• INSTRUCTIONS FOR THE TASK:
Lines containing the word "года" are the ones to copy from the records below.

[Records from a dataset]
>>
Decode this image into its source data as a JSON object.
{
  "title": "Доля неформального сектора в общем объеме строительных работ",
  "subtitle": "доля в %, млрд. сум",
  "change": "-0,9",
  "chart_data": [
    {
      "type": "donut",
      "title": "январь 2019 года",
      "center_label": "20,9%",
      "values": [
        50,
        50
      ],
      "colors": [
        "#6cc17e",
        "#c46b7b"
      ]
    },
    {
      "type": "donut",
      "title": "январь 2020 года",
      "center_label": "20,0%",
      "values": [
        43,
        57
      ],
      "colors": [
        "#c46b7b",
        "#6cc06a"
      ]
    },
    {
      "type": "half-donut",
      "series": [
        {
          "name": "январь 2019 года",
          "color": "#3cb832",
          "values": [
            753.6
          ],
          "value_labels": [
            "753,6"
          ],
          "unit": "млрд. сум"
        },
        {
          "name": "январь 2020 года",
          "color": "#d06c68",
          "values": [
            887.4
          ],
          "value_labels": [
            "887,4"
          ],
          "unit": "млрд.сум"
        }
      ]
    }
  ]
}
<<
• RESULT OF THE TASK:
      "title": "январь 2019 года",
      "title": "январь 2020 года",
          "name": "январь 2019 года",
          "name": "январь 2020 года",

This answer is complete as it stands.